## Exercise goal
The records below are to be quoted in full; please keep every word exact.

## Task material
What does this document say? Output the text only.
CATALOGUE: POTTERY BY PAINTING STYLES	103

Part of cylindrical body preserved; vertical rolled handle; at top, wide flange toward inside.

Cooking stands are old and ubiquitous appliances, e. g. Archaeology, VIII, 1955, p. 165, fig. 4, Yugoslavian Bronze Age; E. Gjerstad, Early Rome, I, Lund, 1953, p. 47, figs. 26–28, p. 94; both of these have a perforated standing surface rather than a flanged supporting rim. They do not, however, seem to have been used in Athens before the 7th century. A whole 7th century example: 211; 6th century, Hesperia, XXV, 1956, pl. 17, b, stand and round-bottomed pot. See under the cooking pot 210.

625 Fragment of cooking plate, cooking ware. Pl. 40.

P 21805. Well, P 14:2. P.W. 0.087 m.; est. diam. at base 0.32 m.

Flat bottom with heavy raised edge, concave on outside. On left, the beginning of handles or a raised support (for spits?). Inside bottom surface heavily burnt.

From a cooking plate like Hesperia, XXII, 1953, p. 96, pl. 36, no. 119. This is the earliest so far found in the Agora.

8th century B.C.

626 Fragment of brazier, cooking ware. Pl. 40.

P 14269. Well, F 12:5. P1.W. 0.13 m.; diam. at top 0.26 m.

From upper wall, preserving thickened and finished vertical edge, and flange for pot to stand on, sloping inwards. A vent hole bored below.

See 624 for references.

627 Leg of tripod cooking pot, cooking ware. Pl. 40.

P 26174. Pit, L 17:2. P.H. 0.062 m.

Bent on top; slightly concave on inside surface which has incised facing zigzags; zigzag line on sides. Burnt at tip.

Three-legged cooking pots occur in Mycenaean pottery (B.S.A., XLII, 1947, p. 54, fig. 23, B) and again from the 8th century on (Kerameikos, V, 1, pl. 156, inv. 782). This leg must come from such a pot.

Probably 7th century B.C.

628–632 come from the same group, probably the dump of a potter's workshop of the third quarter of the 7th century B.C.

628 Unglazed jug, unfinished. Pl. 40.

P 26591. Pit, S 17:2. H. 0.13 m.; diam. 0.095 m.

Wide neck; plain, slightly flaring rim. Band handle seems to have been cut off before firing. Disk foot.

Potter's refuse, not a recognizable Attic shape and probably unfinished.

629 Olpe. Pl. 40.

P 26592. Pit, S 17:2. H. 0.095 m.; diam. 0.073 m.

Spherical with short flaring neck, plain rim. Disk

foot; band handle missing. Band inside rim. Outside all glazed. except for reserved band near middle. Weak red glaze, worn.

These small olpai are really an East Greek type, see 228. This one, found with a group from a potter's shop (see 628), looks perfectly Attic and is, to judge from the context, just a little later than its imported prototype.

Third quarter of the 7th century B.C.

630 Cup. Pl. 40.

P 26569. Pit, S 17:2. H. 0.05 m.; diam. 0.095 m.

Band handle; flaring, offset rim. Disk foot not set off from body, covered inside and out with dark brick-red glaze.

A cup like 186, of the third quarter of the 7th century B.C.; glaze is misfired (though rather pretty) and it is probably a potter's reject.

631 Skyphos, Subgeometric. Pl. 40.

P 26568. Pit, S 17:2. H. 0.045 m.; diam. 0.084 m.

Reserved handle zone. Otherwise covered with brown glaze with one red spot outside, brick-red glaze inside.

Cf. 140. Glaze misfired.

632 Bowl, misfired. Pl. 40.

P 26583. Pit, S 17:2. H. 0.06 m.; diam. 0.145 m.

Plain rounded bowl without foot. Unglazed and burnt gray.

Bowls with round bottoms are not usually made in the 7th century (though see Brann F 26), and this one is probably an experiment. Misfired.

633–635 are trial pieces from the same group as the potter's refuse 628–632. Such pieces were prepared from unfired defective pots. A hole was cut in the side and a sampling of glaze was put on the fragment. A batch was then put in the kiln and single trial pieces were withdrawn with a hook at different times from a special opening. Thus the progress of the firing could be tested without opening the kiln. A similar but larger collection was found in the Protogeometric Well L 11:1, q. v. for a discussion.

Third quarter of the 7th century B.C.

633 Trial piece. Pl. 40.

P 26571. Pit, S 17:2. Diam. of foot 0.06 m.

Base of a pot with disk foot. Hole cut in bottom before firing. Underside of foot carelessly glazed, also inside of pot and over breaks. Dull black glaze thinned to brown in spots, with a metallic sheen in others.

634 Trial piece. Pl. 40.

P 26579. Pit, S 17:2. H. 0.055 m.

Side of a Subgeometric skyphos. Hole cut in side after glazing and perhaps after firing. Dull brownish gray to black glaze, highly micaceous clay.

## Answer to this exercise
What does this document say? Output the text only.
CATALOGUE: POTTERY BY PAINTING STYLES	103

Part of cylindrical body preserved; vertical rolled handle; at top, wide flange toward inside.

Cooking stands are old and ubiquitous appliances, e. g. Archaeology, VIII, 1955, p. 165, fig. 4, Yugoslavian Bronze Age; E. Gjerstad, Early Rome, I, Lund, 1953, p. 47, figs. 26–28, p. 94; both of these have a perforated standing surface rather than a flanged supporting rim. They do not, however, seem to have been used in Athens before the 7th century. A whole 7th century example: 211; 6th century, Hesperia, XXV, 1956, pl. 17, b, stand and round-bottomed pot. See under the cooking pot 210.

625 Fragment of cooking plate, cooking ware. Pl. 40.

P 21805. Well, P 14:2. P.W. 0.087 m.; est. diam. at base 0.32 m.

Flat bottom with heavy raised edge, concave on outside. On left, the beginning of handles or a raised support (for spits?). Inside bottom surface heavily burnt.

From a cooking plate like Hesperia, XXII, 1953, p. 96, pl. 36, no. 119. This is the earliest so far found in the Agora.

8th century B.C.

626 Fragment of brazier, cooking ware. Pl. 40.

P 14269. Well, F 12:5. P1.W. 0.13 m.; diam. at top 0.26 m.

From upper wall, preserving thickened and finished vertical edge, and flange for pot to stand on, sloping inwards. A vent hole bored below.

See 624 for references.

627 Leg of tripod cooking pot, cooking ware. Pl. 40.

P 26174. Pit, L 17:2. P.H. 0.062 m.

Bent on top; slightly concave on inside surface which has incised facing zigzags; zigzag line on sides. Burnt at tip.

Three-legged cooking pots occur in Mycenaean pottery (B.S.A., XLII, 1947, p. 54, fig. 23, B) and again from the 8th century on (Kerameikos, V, 1, pl. 156, inv. 782). This leg must come from such a pot.

Probably 7th century B.C.

628–632 come from the same group, probably the dump of a potter's workshop of the third quarter of the 7th century B.C.

628 Unglazed jug, unfinished. Pl. 40.

P 26591. Pit, S 17:2. H. 0.13 m.; diam. 0.095 m.

Wide neck; plain, slightly flaring rim. Band handle seems to have been cut off before firing. Disk foot.

Potter's refuse, not a recognizable Attic shape and probably unfinished.

629 Olpe. Pl. 40.

P 26592. Pit, S 17:2. H. 0.095 m.; diam. 0.073 m.

Spherical with short flaring neck, plain rim. Disk

foot; band handle missing. Band inside rim. Outside all glazed. except for reserved band near middle. Weak red glaze, worn.

These small olpai are really an East Greek type, see 228. This one, found with a group from a potter's shop (see 628), looks perfectly Attic and is, to judge from the context, just a little later than its imported prototype.

Third quarter of the 7th century B.C.

630 Cup. Pl. 40.

P 26569. Pit, S 17:2. H. 0.05 m.; diam. 0.095 m.

Band handle; flaring, offset rim. Disk foot not set off from body, covered inside and out with dark brick-red glaze.

A cup like 186, of the third quarter of the 7th century B.C.; glaze is misfired (though rather pretty) and it is probably a potter's reject.

631 Skyphos, Subgeometric. Pl. 40.

P 26568. Pit, S 17:2. H. 0.045 m.; diam. 0.084 m.

Reserved handle zone. Otherwise covered with brown glaze with one red spot outside, brick-red glaze inside.

Cf. 140. Glaze misfired.

632 Bowl, misfired. Pl. 40.

P 26583. Pit, S 17:2. H. 0.06 m.; diam. 0.145 m.

Plain rounded bowl without foot. Unglazed and burnt gray.

Bowls with round bottoms are not usually made in the 7th century (though see Brann F 26), and this one is probably an experiment. Misfired.

633–635 are trial pieces from the same group as the potter's refuse 628–632. Such pieces were prepared from unfired defective pots. A hole was cut in the side and a sampling of glaze was put on the fragment. A batch was then put in the kiln and single trial pieces were withdrawn with a hook at different times from a special opening. Thus the progress of the firing could be tested without opening the kiln. A similar but larger collection was found in the Protogeometric Well L 11:1, q. v. for a discussion.

Third quarter of the 7th century B.C.

633 Trial piece. Pl. 40.

P 26571. Pit, S 17:2. Diam. of foot 0.06 m.

Base of a pot with disk foot. Hole cut in bottom before firing. Underside of foot carelessly glazed, also inside of pot and over breaks. Dull black glaze thinned to brown in spots, with a metallic sheen in others.

634 Trial piece. Pl. 40.

P 26579. Pit, S 17:2. H. 0.055 m.

Side of a Subgeometric skyphos. Hole cut in side after glazing and perhaps after firing. Dull brownish gray to black glaze, highly micaceous clay.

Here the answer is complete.